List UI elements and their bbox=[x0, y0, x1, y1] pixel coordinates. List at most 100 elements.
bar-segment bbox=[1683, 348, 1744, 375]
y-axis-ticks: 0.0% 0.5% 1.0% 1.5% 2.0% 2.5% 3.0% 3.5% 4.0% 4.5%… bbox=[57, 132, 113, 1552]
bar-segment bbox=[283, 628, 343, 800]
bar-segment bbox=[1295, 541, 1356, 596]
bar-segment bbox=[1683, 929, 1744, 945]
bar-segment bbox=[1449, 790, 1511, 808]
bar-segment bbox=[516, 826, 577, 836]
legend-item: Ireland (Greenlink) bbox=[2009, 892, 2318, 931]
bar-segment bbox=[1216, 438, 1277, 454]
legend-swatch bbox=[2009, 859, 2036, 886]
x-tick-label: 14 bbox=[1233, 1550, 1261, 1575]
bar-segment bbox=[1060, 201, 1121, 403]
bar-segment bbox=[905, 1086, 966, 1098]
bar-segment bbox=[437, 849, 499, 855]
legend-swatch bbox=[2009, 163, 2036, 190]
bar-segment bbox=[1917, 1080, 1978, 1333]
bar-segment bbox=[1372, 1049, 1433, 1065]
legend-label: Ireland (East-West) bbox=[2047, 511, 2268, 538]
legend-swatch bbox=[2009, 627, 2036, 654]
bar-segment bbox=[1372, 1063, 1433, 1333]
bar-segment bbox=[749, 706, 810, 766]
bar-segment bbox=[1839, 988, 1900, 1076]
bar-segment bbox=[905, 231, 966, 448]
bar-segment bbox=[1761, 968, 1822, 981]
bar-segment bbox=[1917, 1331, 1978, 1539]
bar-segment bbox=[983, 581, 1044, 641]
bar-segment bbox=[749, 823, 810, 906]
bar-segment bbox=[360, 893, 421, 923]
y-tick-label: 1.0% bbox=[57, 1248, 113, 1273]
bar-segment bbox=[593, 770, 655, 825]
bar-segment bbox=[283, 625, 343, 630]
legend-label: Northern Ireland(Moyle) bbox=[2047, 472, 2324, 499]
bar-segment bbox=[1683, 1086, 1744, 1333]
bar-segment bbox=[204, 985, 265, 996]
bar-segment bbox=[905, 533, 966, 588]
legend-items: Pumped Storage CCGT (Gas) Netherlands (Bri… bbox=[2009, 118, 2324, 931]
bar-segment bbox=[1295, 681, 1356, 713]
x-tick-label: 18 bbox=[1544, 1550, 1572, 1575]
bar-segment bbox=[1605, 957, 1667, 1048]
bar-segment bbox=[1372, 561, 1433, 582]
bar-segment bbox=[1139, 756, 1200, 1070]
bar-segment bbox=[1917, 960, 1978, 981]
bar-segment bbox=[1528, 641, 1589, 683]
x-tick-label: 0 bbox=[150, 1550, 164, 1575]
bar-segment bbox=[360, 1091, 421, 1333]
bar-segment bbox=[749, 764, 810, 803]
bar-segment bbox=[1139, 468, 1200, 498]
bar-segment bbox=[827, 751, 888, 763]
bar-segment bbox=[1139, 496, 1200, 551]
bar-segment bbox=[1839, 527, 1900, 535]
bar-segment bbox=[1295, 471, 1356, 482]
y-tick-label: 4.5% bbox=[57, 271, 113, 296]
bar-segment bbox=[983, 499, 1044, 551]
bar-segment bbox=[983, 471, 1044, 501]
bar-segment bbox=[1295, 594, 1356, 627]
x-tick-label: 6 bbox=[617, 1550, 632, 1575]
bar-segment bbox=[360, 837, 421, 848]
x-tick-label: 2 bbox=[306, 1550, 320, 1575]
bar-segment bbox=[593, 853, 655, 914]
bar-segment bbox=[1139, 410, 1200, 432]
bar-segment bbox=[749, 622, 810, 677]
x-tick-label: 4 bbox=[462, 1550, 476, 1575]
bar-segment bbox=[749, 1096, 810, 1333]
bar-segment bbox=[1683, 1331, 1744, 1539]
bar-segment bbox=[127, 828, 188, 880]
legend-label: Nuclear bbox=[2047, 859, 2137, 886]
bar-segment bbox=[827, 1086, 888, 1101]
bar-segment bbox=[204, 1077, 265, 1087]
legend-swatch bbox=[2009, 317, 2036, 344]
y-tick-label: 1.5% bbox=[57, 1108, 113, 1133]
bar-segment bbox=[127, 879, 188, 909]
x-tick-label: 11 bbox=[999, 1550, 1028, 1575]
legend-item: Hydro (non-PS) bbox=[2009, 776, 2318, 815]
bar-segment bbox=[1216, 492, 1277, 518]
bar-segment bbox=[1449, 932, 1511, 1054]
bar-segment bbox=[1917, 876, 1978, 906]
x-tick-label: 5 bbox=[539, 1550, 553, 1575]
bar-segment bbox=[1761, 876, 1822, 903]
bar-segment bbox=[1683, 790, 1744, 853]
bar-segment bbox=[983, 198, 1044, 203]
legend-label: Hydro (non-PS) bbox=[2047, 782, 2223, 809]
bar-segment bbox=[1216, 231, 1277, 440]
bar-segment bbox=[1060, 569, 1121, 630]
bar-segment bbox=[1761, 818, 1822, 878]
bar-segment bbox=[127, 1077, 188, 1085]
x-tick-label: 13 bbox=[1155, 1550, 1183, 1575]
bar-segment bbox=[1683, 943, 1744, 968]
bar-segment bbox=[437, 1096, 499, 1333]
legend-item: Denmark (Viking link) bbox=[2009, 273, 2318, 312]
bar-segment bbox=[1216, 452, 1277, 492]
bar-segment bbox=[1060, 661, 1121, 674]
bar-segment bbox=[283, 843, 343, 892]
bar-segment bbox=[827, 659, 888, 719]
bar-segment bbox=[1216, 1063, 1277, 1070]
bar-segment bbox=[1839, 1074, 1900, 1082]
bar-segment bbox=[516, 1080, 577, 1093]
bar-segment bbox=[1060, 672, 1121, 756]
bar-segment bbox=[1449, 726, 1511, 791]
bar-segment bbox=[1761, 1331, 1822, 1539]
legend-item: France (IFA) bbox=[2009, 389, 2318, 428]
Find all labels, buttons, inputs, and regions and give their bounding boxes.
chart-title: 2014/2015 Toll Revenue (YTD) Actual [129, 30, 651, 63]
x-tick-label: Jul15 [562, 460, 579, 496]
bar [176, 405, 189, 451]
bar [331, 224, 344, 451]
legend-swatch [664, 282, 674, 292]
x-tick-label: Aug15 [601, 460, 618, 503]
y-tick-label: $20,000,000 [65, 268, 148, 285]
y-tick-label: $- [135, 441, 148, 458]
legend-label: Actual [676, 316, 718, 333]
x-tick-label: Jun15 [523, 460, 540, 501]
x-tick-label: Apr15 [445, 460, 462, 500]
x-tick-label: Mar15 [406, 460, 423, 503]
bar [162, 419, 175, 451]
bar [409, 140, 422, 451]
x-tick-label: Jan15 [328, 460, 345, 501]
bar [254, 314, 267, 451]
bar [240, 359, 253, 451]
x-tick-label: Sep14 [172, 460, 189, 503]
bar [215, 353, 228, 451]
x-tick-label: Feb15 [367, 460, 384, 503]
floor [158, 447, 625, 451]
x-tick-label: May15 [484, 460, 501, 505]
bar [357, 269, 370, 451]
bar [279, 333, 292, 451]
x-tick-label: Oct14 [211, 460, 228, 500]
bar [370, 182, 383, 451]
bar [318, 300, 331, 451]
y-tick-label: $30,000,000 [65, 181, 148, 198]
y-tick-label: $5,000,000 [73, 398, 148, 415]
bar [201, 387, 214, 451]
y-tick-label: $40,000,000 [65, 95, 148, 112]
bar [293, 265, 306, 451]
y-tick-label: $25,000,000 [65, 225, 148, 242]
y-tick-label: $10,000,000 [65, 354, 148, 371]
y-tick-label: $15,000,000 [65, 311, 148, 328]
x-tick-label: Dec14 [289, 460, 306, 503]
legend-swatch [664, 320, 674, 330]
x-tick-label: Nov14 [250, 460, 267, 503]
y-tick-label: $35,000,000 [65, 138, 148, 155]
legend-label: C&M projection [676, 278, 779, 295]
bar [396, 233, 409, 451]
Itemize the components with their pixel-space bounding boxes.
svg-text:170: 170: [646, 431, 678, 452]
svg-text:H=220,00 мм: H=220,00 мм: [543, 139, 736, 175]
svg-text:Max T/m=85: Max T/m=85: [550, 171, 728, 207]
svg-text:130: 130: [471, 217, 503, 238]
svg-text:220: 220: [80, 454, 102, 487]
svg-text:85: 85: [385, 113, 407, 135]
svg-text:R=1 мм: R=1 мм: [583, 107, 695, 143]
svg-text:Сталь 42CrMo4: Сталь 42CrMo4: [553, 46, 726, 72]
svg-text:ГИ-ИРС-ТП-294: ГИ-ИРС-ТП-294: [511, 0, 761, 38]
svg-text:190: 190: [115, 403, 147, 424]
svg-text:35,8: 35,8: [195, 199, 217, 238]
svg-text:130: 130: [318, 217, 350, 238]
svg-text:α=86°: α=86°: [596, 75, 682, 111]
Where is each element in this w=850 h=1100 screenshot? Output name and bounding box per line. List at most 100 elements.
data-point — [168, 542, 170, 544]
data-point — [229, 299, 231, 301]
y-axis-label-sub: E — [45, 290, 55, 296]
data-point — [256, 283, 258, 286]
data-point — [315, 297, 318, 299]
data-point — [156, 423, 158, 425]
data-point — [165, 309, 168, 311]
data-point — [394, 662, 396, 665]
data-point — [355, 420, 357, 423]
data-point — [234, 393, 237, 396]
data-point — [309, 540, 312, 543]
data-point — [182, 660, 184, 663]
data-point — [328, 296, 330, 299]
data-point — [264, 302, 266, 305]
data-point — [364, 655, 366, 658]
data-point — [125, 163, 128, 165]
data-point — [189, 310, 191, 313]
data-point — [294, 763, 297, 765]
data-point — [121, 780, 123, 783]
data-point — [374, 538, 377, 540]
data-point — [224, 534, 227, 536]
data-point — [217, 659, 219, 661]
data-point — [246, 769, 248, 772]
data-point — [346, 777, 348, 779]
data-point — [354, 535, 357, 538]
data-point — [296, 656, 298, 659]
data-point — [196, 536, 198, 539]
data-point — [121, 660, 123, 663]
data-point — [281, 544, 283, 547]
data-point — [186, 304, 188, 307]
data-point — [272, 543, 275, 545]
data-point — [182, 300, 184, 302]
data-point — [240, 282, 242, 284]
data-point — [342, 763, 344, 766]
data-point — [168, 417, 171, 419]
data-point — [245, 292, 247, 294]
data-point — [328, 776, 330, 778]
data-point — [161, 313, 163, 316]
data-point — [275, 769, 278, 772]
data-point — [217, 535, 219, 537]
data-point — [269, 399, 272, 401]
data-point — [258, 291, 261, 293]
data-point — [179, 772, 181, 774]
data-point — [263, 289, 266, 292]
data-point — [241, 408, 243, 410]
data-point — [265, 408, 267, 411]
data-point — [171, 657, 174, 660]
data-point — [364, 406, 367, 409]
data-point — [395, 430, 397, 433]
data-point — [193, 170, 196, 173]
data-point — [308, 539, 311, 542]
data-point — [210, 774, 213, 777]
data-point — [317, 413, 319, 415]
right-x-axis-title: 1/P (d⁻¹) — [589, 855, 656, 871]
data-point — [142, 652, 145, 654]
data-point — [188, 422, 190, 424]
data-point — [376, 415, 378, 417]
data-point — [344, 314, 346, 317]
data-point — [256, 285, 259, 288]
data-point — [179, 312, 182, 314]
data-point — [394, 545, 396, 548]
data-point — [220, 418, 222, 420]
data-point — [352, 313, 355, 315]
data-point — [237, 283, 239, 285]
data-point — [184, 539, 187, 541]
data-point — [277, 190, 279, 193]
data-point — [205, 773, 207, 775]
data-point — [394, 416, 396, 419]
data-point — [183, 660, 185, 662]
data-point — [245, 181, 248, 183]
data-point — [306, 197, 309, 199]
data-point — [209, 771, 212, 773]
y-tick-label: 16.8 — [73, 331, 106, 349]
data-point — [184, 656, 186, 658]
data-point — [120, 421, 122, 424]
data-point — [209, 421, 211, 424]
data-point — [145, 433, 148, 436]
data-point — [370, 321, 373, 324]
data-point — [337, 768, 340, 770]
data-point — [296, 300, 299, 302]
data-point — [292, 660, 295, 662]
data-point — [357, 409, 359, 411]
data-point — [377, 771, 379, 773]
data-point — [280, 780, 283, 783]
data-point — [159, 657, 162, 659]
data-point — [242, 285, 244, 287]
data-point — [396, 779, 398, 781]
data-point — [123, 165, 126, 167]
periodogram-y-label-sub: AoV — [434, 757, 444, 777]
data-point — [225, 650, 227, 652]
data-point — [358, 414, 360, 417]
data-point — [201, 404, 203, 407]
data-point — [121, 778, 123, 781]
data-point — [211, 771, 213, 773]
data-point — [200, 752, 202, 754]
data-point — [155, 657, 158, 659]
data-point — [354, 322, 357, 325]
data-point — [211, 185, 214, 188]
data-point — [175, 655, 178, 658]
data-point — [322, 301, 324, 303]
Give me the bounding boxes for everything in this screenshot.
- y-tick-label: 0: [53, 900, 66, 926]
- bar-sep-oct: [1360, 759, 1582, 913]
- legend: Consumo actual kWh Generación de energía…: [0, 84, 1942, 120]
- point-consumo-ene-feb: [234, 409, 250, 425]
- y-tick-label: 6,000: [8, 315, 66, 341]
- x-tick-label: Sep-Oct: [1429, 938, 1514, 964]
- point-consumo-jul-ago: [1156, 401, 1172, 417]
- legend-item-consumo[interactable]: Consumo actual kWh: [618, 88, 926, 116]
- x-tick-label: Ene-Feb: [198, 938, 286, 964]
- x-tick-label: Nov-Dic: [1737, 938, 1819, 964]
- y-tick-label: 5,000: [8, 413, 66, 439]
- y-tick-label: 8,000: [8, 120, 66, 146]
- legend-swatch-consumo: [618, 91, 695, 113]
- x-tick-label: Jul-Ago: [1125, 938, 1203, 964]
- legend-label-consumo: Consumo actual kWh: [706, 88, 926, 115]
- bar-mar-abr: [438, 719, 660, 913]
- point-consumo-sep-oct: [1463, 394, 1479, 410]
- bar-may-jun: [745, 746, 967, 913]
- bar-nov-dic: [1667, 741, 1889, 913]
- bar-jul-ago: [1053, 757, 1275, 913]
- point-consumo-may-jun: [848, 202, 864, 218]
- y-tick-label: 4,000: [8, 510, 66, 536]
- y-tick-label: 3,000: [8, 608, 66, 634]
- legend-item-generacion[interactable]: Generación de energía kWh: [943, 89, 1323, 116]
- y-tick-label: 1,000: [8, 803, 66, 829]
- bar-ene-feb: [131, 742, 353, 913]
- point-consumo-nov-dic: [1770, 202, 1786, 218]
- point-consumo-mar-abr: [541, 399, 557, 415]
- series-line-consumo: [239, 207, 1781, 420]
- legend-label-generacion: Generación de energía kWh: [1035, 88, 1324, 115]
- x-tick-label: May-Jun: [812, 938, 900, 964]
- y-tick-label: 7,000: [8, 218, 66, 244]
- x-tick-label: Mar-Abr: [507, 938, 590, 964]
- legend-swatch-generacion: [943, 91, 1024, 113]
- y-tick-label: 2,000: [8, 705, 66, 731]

⁂

» TASK DESCRIPTION
Reproduce, word for word, the lines from the first one up to and including the line that contains "bar-segment bbox=[1295, 541, 1356, 596]".

» FINAL RESULT
List UI elements and their bbox=[x0, y0, x1, y1] pixel coordinates. List at most 100 elements.
bar-segment bbox=[1683, 348, 1744, 375]
y-axis-ticks: 0.0% 0.5% 1.0% 1.5% 2.0% 2.5% 3.0% 3.5% 4.0% 4.5%… bbox=[57, 132, 113, 1552]
bar-segment bbox=[283, 628, 343, 800]
bar-segment bbox=[1295, 541, 1356, 596]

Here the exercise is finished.